EXTRACT TO READ:
++++++

It has been a whirlwind couple of years for Helen Cammock. She won the Max Mara Art Prize for Women at the Whitechapel Gallery last year and travelled, like all winners of that prize, to Italy to make work for her commission, which opened in June at the gallery. Also last year, she created a major new film, The Long Note, for Void in Derry/Londonderry, which led to a Turner Prize nomination this year. The Turner Prize show, featuring all four nominees, opens at Turner Contemporary in Margate in September.

Cammock uses film, performance and text to explore the present and the past and link stories across time, often involving marginalised people and communities alongside her personal history. In recent videos, she brings archival film together with footage she shoots herself, emphasising the role of distinct people and communities in telling those stories—poets, musicians and writers also feature. She seeks to “wander between voices”, to question authorship and emphasise her subjectivity, and ours as viewers, in interpreting language and images.

We hear Cammock herself frequently in the films—narrating and sometimes singing. “My voice is the carrier of the information that I’m bringing together, to pull new meanings or new stories together through these different voices,” she says. Music runs through her work, and for her Max Mara Prize commission she looked deep into the lives of female composers of the Baroque period.

++++++

GIVEN RECORDS:

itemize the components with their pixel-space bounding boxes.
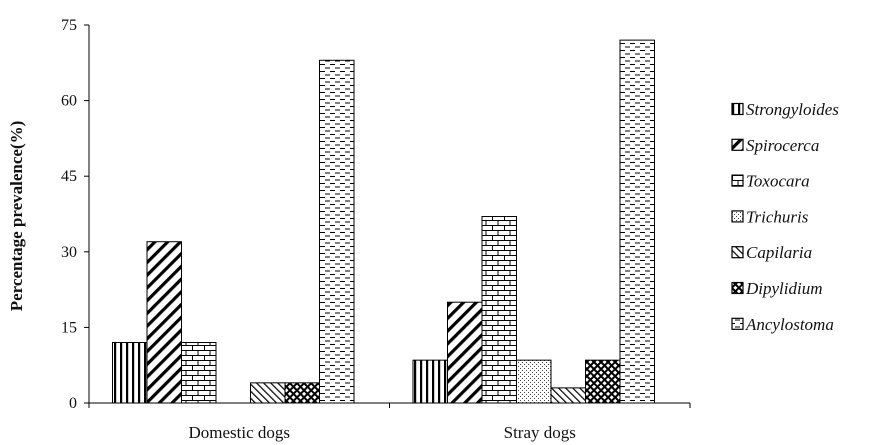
legend-label-toxocara: Toxocara: [746, 172, 810, 191]
legend-swatch-trichuris: [731, 210, 744, 223]
category-label: Stray dogs: [504, 423, 576, 442]
bar-domestic-dogs-toxocara: [181, 342, 217, 404]
legend-label-spirocerca: Spirocerca: [746, 136, 819, 155]
y-tick-label: 45: [61, 168, 77, 185]
category-label: Domestic dogs: [188, 423, 290, 442]
y-tick-label: 75: [61, 17, 77, 34]
legend-label-ancylostoma: Ancylostoma: [745, 315, 834, 334]
bar-domestic-dogs-capilaria: [250, 382, 286, 404]
bar-domestic-dogs-spirocerca: [146, 241, 182, 404]
bars: [112, 39, 655, 404]
legend-swatch-dipylidium: [731, 281, 744, 295]
legend-swatch-toxocara: [731, 174, 744, 187]
bar-stray-dogs-spirocerca: [447, 301, 483, 404]
bar-stray-dogs-dipylidium: [585, 359, 621, 404]
y-axis: 0 15 30 45 60 75: [61, 17, 90, 412]
bar-domestic-dogs-strongyloides: [112, 342, 148, 404]
bar-stray-dogs-strongyloides: [412, 359, 448, 404]
legend-swatch-ancylostoma: [731, 317, 744, 330]
legend-swatch-capilaria: [731, 246, 744, 259]
legend-label-capilaria: Capilaria: [746, 243, 812, 262]
bar-domestic-dogs-dipylidium: [284, 382, 320, 404]
y-axis-label: Percentage prevalence(%): [7, 121, 26, 312]
bar-stray-dogs-trichuris: [516, 359, 552, 404]
legend-swatch-strongyloides: [731, 102, 744, 116]
y-tick-label: 0: [69, 395, 77, 412]
legend-label-trichuris: Trichuris: [746, 207, 809, 226]
legend-label-strongyloides: Strongyloides: [746, 100, 839, 119]
y-tick-label: 15: [61, 319, 77, 336]
bar-domestic-dogs-ancylostoma: [319, 59, 355, 404]
legend: Strongyloides Spirocerca Toxocara Trichuris…: [731, 100, 839, 334]
y-tick-label: 30: [61, 244, 77, 261]
bar-stray-dogs-ancylostoma: [619, 39, 655, 404]
bar-stray-dogs-capilaria: [550, 387, 586, 404]
legend-swatch-spirocerca: [731, 138, 744, 151]
bar-stray-dogs-toxocara: [481, 216, 517, 404]
y-tick-label: 60: [61, 93, 77, 110]
legend-label-dipylidium: Dipylidium: [745, 279, 823, 298]
x-axis: Domestic dogs Stray dogs: [88, 402, 691, 442]
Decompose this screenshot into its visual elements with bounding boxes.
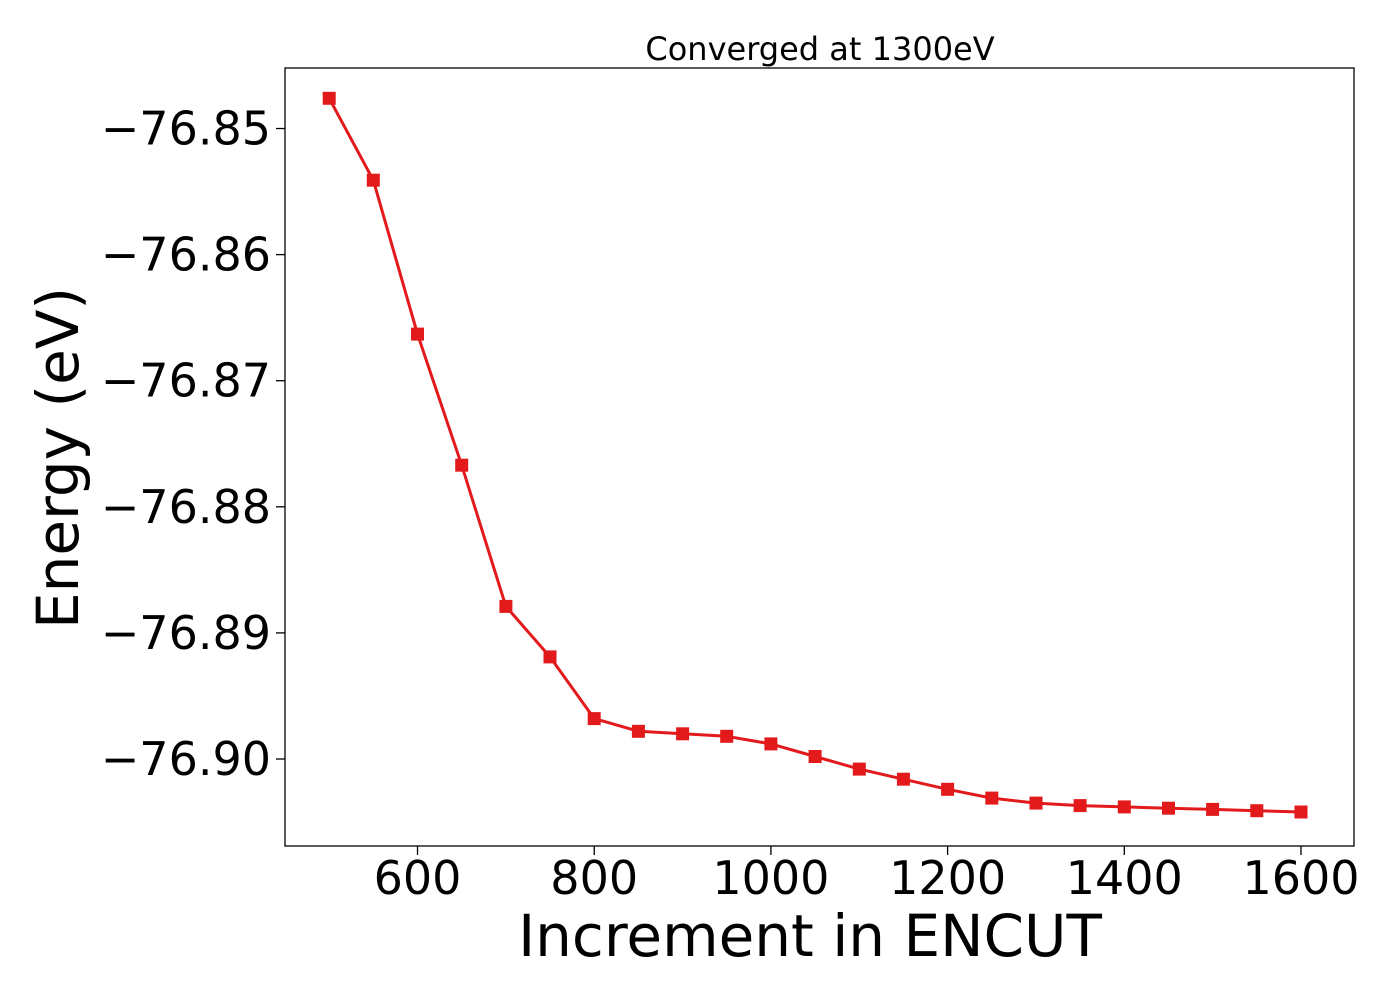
data-point-marker xyxy=(985,791,999,805)
plot-frame xyxy=(284,67,1355,847)
x-tick-label: 600 xyxy=(374,851,462,905)
data-point-marker xyxy=(808,750,822,763)
y-axis-label: Energy (eV) xyxy=(24,287,92,629)
data-point-marker xyxy=(676,727,690,741)
data-point-marker xyxy=(543,650,557,664)
x-axis-label: Increment in ENCUT xyxy=(518,902,1102,970)
x-tick-label: 1000 xyxy=(712,851,829,905)
data-point-marker xyxy=(411,327,424,341)
data-point-marker xyxy=(1250,804,1264,818)
x-tick-label: 1200 xyxy=(889,851,1006,905)
data-point-marker xyxy=(764,737,778,751)
data-point-marker xyxy=(1029,796,1043,810)
y-tick-label: −76.90 xyxy=(101,732,271,786)
data-point-marker xyxy=(1294,805,1308,819)
x-tick-label: 1600 xyxy=(1242,851,1359,905)
y-tick-label: −76.85 xyxy=(101,102,271,156)
data-point-marker xyxy=(587,712,601,726)
data-point-marker xyxy=(896,772,910,786)
x-tick-label: 800 xyxy=(550,851,638,905)
data-point-marker xyxy=(1162,801,1175,815)
data-point-marker xyxy=(322,91,336,105)
x-tick-label: 1400 xyxy=(1066,851,1183,905)
data-point-marker xyxy=(720,729,734,743)
data-point-marker xyxy=(941,782,955,796)
data-point-marker xyxy=(1073,799,1087,813)
y-tick-label: −76.88 xyxy=(101,480,271,534)
data-point-marker xyxy=(631,724,645,738)
data-point-marker xyxy=(1206,802,1220,816)
y-tick-label: −76.86 xyxy=(101,228,271,282)
y-tick-label: −76.87 xyxy=(101,354,271,408)
data-point-marker xyxy=(852,762,866,776)
plot-area: 600 800 1000 1200 1400 1600 −76.85 −76.86 −76.87… xyxy=(101,67,1360,905)
data-point-marker xyxy=(499,599,513,613)
y-tick-label: −76.89 xyxy=(101,606,271,660)
chart-title: Converged at 1300eV xyxy=(645,30,994,68)
data-point-marker xyxy=(1117,800,1131,814)
data-point-marker xyxy=(455,458,469,472)
data-point-marker xyxy=(366,173,380,187)
series-line xyxy=(327,97,1302,814)
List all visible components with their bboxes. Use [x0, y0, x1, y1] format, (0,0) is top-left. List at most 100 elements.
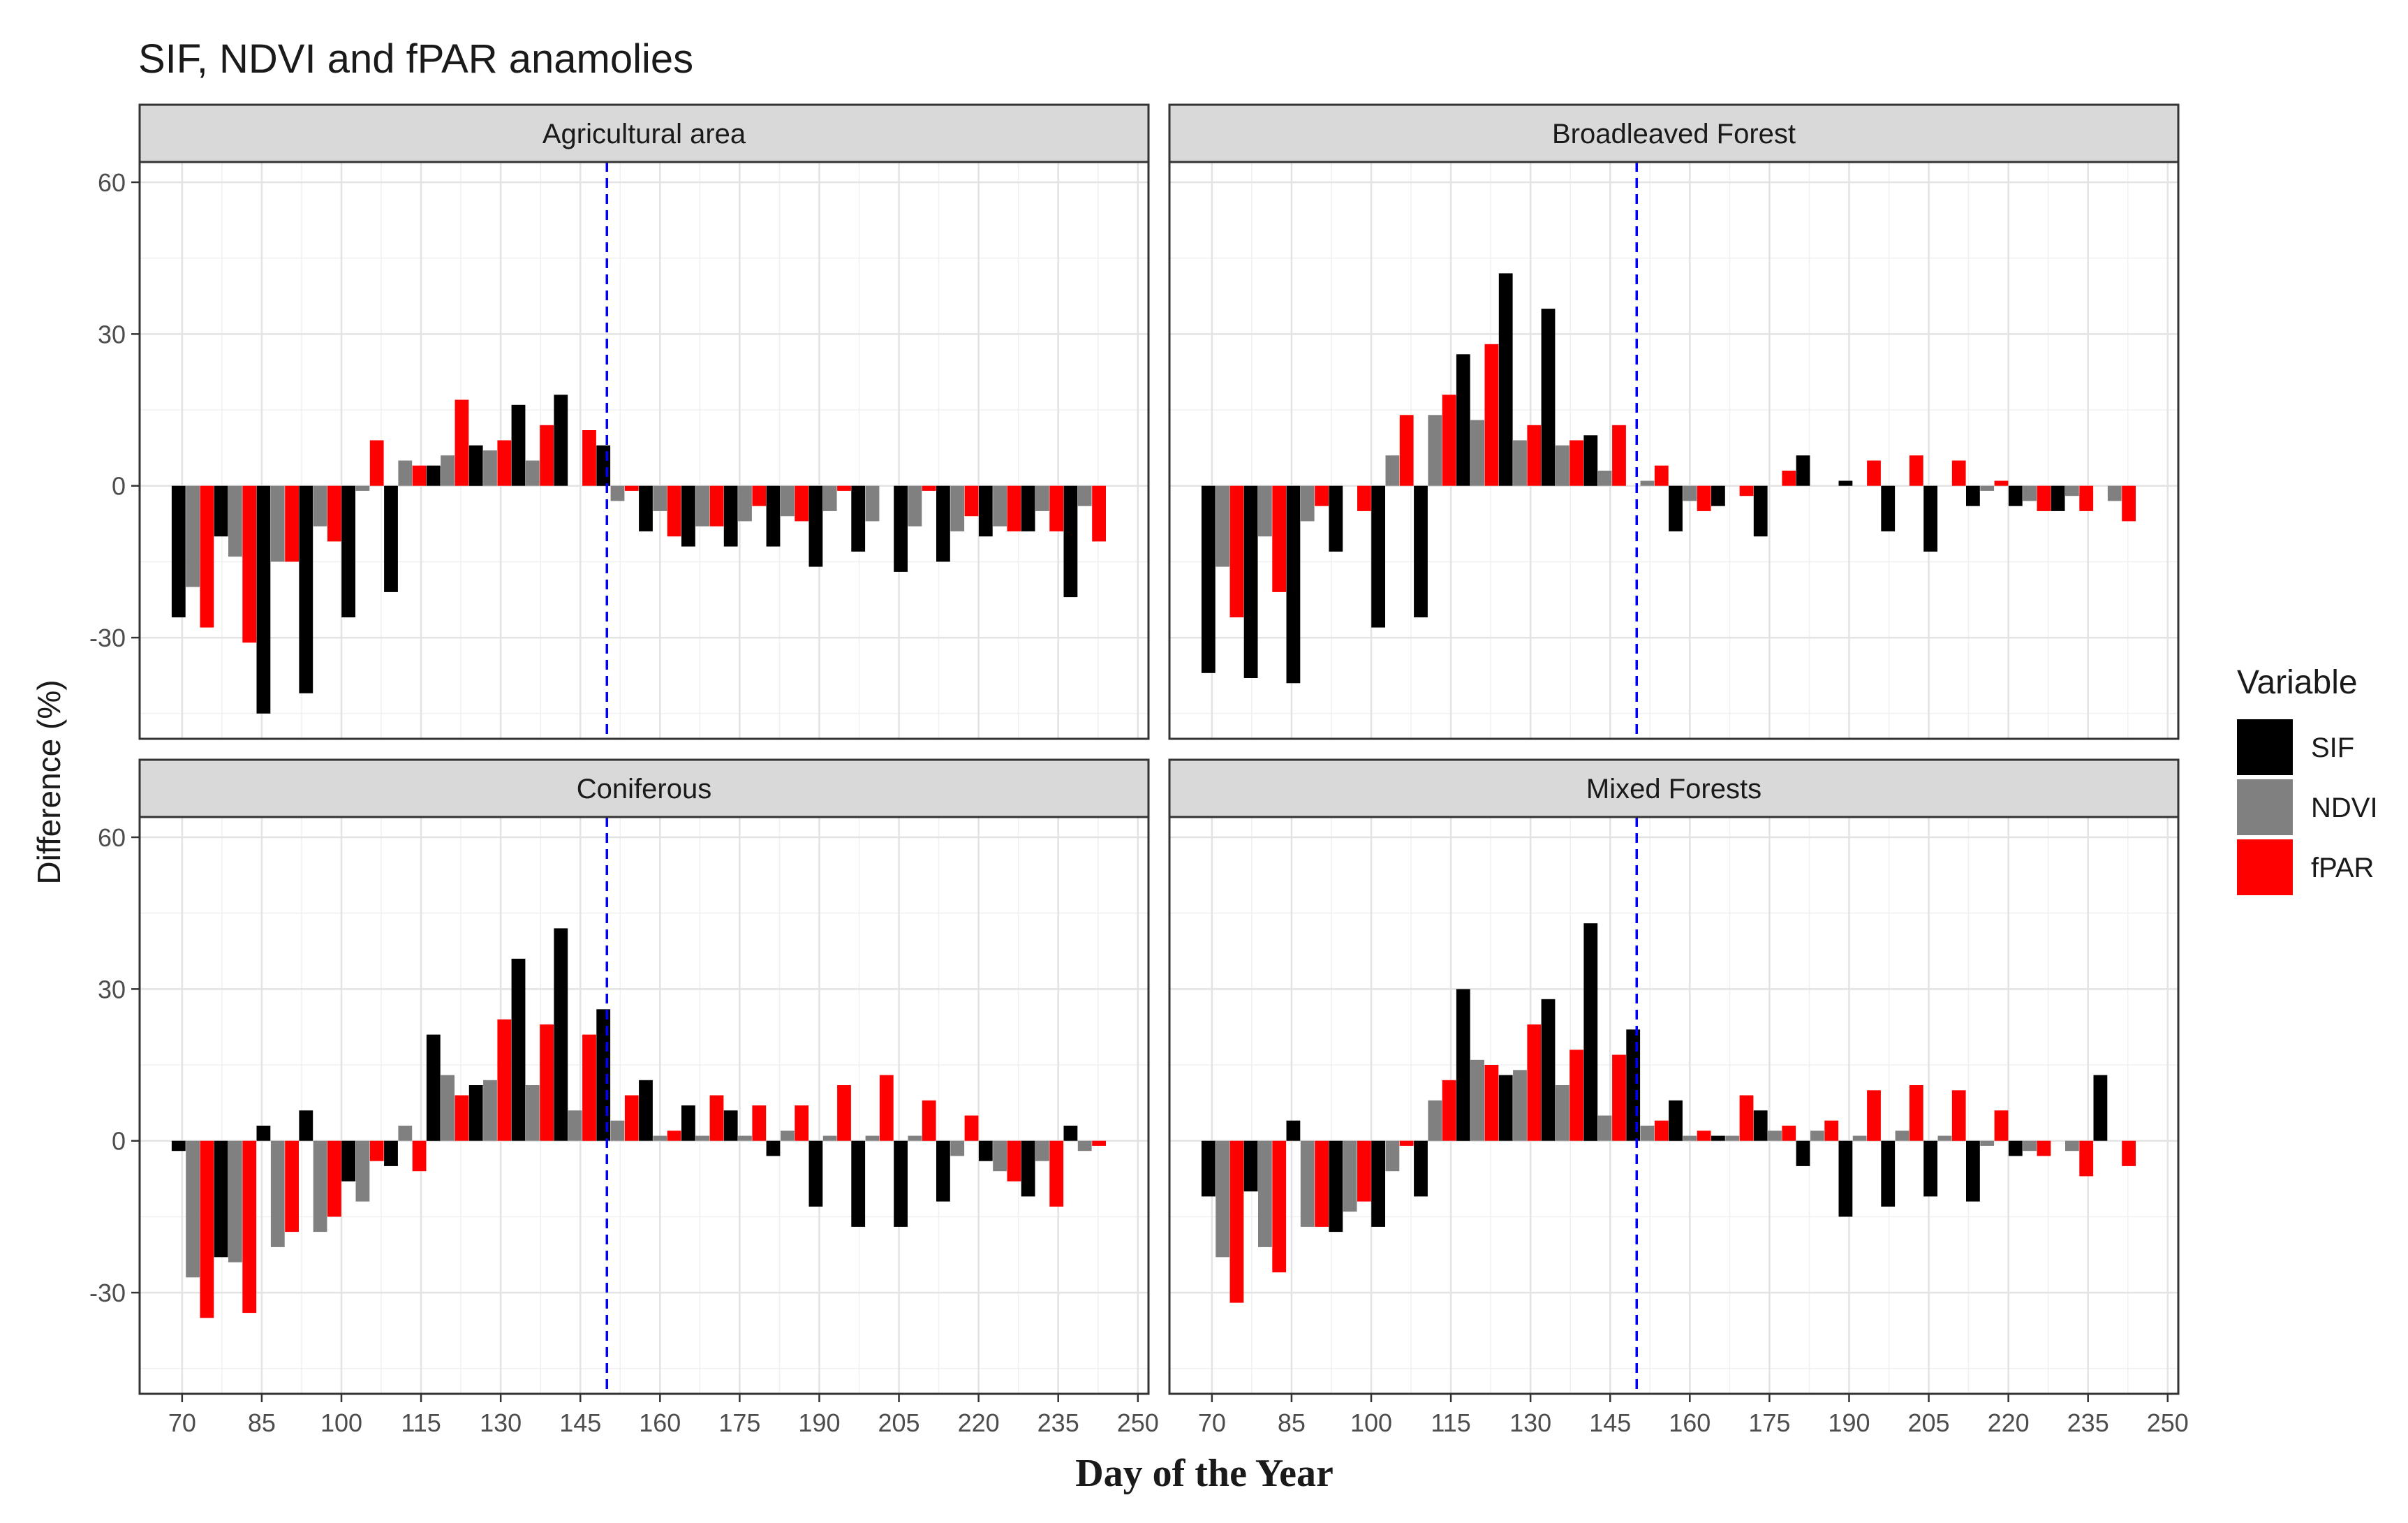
bar-coniferous-ndvi-day-232 [1035, 1140, 1049, 1161]
bar-agricultural-area-ndvi-day-176 [738, 485, 752, 522]
bar-agricultural-area-ndvi-day-200 [865, 485, 880, 522]
bar-agricultural-area-sif-day-128 [468, 445, 483, 486]
strip-mixed-forests [1168, 758, 2180, 818]
bar-coniferous-ndvi-day-200 [865, 1135, 880, 1141]
bar-mixed-forests-fpar-day-88 [1315, 1140, 1329, 1227]
strip-agricultural-area [138, 103, 1150, 163]
bar-broadleaved-forest-sif-day-160 [1669, 485, 1683, 531]
bar-broadleaved-forest-ndvi-day-160 [1683, 485, 1697, 501]
panel-border-agricultural-area [138, 161, 1150, 740]
bar-agricultural-area-fpar-day-168 [709, 485, 724, 527]
bar-coniferous-ndvi-day-144 [568, 1110, 582, 1141]
y-tick-label: 30 [98, 320, 126, 348]
bar-agricultural-area-ndvi-day-240 [1077, 485, 1092, 506]
bar-broadleaved-forest-ndvi-day-112 [1428, 415, 1442, 486]
bar-coniferous-ndvi-day-112 [398, 1126, 413, 1141]
bar-coniferous-fpar-day-152 [624, 1095, 639, 1141]
bar-broadleaved-forest-ndvi-day-72 [1216, 485, 1229, 567]
bar-mixed-forests-ndvi-day-136 [1555, 1085, 1569, 1141]
panel-agricultural-area: Agricultural area [138, 103, 1150, 740]
bar-agricultural-area-fpar-day-128 [497, 440, 512, 486]
bar-coniferous-sif-day-112 [384, 1140, 398, 1166]
bar-mixed-forests-fpar-day-128 [1527, 1024, 1542, 1141]
x-tick-label: 175 [1748, 1408, 1790, 1437]
bar-coniferous-fpar-day-176 [752, 1105, 767, 1141]
x-tick-label: 145 [559, 1408, 601, 1437]
bar-coniferous-fpar-day-192 [837, 1085, 851, 1141]
bar-broadleaved-forest-sif-day-216 [1966, 485, 1980, 506]
bar-coniferous-ndvi-day-96 [313, 1140, 327, 1233]
bar-agricultural-area-sif-day-200 [851, 485, 866, 552]
bar-coniferous-fpar-day-200 [879, 1075, 894, 1141]
facet-panels: Agricultural area Broadleaved Forest Conif… [138, 103, 2180, 1395]
bar-agricultural-area-ndvi-day-120 [441, 455, 455, 486]
bar-mixed-forests-sif-day-208 [1923, 1140, 1937, 1197]
bar-broadleaved-forest-sif-day-88 [1286, 485, 1301, 684]
bar-agricultural-area-ndvi-day-80 [228, 485, 242, 557]
bar-mixed-forests-fpar-day-104 [1399, 1140, 1414, 1146]
panel-border-coniferous [138, 816, 1150, 1395]
bar-mixed-forests-sif-day-224 [2008, 1140, 2023, 1156]
bar-agricultural-area-fpar-day-192 [837, 485, 851, 491]
panel-coniferous: Coniferous [138, 758, 1150, 1395]
bar-coniferous-ndvi-day-240 [1077, 1140, 1092, 1152]
bar-broadleaved-forest-sif-day-104 [1371, 485, 1385, 628]
bar-coniferous-sif-day-176 [723, 1110, 738, 1141]
legend-key-sif [2237, 719, 2293, 775]
bar-coniferous-ndvi-day-88 [270, 1140, 285, 1247]
panel-border-broadleaved-forest [1168, 161, 2180, 740]
bar-coniferous-fpar-day-112 [412, 1140, 427, 1172]
bar-coniferous-fpar-day-232 [1049, 1140, 1064, 1207]
bar-broadleaved-forest-fpar-day-176 [1782, 471, 1796, 486]
bar-broadleaved-forest-ndvi-day-216 [1980, 485, 1995, 491]
bar-mixed-forests-ndvi-day-208 [1937, 1135, 1952, 1141]
bar-broadleaved-forest-sif-day-200 [1881, 485, 1896, 531]
bar-coniferous-ndvi-day-128 [483, 1080, 497, 1141]
bar-coniferous-ndvi-day-184 [781, 1131, 795, 1141]
bar-coniferous-fpar-day-208 [922, 1100, 936, 1141]
bar-mixed-forests-ndvi-day-144 [1597, 1115, 1612, 1141]
bar-coniferous-sif-day-216 [936, 1140, 950, 1202]
strip-broadleaved-forest [1168, 103, 2180, 163]
bar-coniferous-ndvi-day-176 [738, 1135, 752, 1141]
x-tick-label: 235 [1037, 1408, 1079, 1437]
x-tick-label: 100 [320, 1408, 362, 1437]
y-tick-label: 30 [98, 975, 126, 1003]
bar-broadleaved-forest-fpar-day-208 [1951, 460, 1966, 486]
bar-coniferous-sif-day-128 [468, 1085, 483, 1141]
bar-agricultural-area-sif-day-232 [1021, 485, 1035, 531]
bar-agricultural-area-ndvi-day-160 [653, 485, 667, 511]
bar-mixed-forests-fpar-day-208 [1951, 1090, 1966, 1141]
bar-coniferous-ndvi-day-152 [610, 1120, 625, 1141]
bar-broadleaved-forest-fpar-day-104 [1399, 415, 1414, 486]
bar-agricultural-area-ndvi-day-184 [781, 485, 795, 517]
x-tick-label: 190 [798, 1408, 840, 1437]
bar-coniferous-fpar-day-128 [497, 1019, 512, 1141]
bar-broadleaved-forest-sif-day-136 [1541, 309, 1556, 486]
panel-mixed-forests: Mixed Forests [1168, 758, 2180, 1395]
bar-broadleaved-forest-fpar-day-216 [1994, 480, 2009, 486]
bar-agricultural-area-sif-day-72 [171, 485, 186, 618]
bar-mixed-forests-sif-day-112 [1414, 1140, 1428, 1197]
bar-agricultural-area-fpar-day-104 [369, 440, 384, 486]
x-tick-label: 250 [1117, 1408, 1159, 1437]
y-tick-label: 0 [112, 1127, 126, 1156]
x-tick-label: 220 [1988, 1408, 2030, 1437]
bar-broadleaved-forest-fpar-day-232 [2079, 485, 2094, 511]
legend-label-ndvi: NDVI [2311, 793, 2378, 823]
bar-coniferous-sif-day-200 [851, 1140, 866, 1227]
bar-broadleaved-forest-sif-day-184 [1796, 455, 1810, 486]
bar-broadleaved-forest-sif-day-208 [1923, 485, 1937, 552]
bar-mixed-forests-sif-day-72 [1201, 1140, 1216, 1197]
bar-mixed-forests-sif-day-80 [1243, 1140, 1258, 1192]
bar-mixed-forests-sif-day-176 [1753, 1110, 1768, 1141]
bar-mixed-forests-sif-day-160 [1669, 1100, 1683, 1141]
bar-broadleaved-forest-fpar-day-112 [1442, 395, 1456, 486]
bar-agricultural-area-sif-day-136 [511, 404, 526, 486]
bar-coniferous-fpar-day-184 [795, 1105, 809, 1141]
bar-coniferous-sif-day-240 [1063, 1126, 1078, 1141]
y-tick-label: 60 [98, 823, 126, 852]
bar-mixed-forests-fpar-day-224 [2037, 1140, 2051, 1156]
bar-mixed-forests-fpar-day-192 [1867, 1090, 1881, 1141]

++++++

JOB 1: In the records, swap "agricultural-area" for "cropland" in everything from the line containing "bar-coniferous-ndvi-day-232 [1035, 1140, 1049, 1161]" down to the line containing "bar-coniferous-fpar-day-200 [879, 1075, 894, 1141]". Give those lines again with nothing else changed.
JOB 2: Carry on the piece about Helen Cammock from where it stops.

EXERCISE RESULT 1:
bar-coniferous-ndvi-day-232 [1035, 1140, 1049, 1161]
bar-cropland-ndvi-day-176 [738, 485, 752, 522]
bar-cropland-ndvi-day-200 [865, 485, 880, 522]
bar-cropland-sif-day-128 [468, 445, 483, 486]
strip-mixed-forests [1168, 758, 2180, 818]
bar-coniferous-ndvi-day-200 [865, 1135, 880, 1141]
bar-mixed-forests-fpar-day-88 [1315, 1140, 1329, 1227]
strip-cropland [138, 103, 1150, 163]
bar-broadleaved-forest-sif-day-160 [1669, 485, 1683, 531]
bar-broadleaved-forest-ndvi-day-160 [1683, 485, 1697, 501]
panel-border-cropland [138, 161, 1150, 740]
bar-cropland-fpar-day-168 [709, 485, 724, 527]
bar-coniferous-ndvi-day-144 [568, 1110, 582, 1141]
y-tick-label: 30 [98, 320, 126, 348]
bar-cropland-ndvi-day-240 [1077, 485, 1092, 506]
bar-broadleaved-forest-ndvi-day-112 [1428, 415, 1442, 486]
bar-coniferous-ndvi-day-112 [398, 1126, 413, 1141]
bar-coniferous-fpar-day-152 [624, 1095, 639, 1141]
bar-broadleaved-forest-ndvi-day-72 [1216, 485, 1229, 567]
bar-mixed-forests-ndvi-day-136 [1555, 1085, 1569, 1141]
panel-cropland: Agricultural area [138, 103, 1150, 740]
bar-cropland-fpar-day-128 [497, 440, 512, 486]
bar-coniferous-sif-day-112 [384, 1140, 398, 1166]
bar-mixed-forests-fpar-day-128 [1527, 1024, 1542, 1141]
x-tick-label: 175 [1748, 1408, 1790, 1437]
bar-coniferous-fpar-day-176 [752, 1105, 767, 1141]
x-tick-label: 145 [559, 1408, 601, 1437]
bar-coniferous-fpar-day-192 [837, 1085, 851, 1141]
bar-broadleaved-forest-sif-day-216 [1966, 485, 1980, 506]
bar-coniferous-ndvi-day-96 [313, 1140, 327, 1233]
bar-cropland-sif-day-200 [851, 485, 866, 552]
bar-coniferous-fpar-day-200 [879, 1075, 894, 1141]

EXERCISE RESULT 2:
The Art Newspaper: Did you know before you went to Italy that you were going to look at historical composers?

Helen Cammock: They were my starting point. I had been to Italy perhaps once in my life, and so I didn’t really know what to expect. And I’ve been interested in thinking about the voice; I’m very interested in music, so music and song come into performance for me, but also into the films that I make. I decided to look at Italian culture and music, and really got completely pulled in by the Baroque period. That was my starting point, and informed where I went initially on the residency. But it also informed me in falling back and looking back through the way that I’ve been working—and something that kept coming up over and over again was lamentation and the idea of lament.

You’ve focused on two particular women composers.

Yes, Barbara Strozzi and Francesca Caccini. And I have to be honest: it was because I was completely transfixed by the music. There’s no other starting point for me. I felt something when I heard music by both those composers. More importantly, I suppose, I am really interested in jazz and the blues. They recur in my performances but also in my film work. I could hear jazz in Baroque and I could hear blue notes. It’s to do with the scaling, but it’s also to do with the way that the music’s constructed.

Throughout your work you’ve investigated the under-represented in cultures, in a very broad range of locations and conditions. Are these two composers a continuation of that?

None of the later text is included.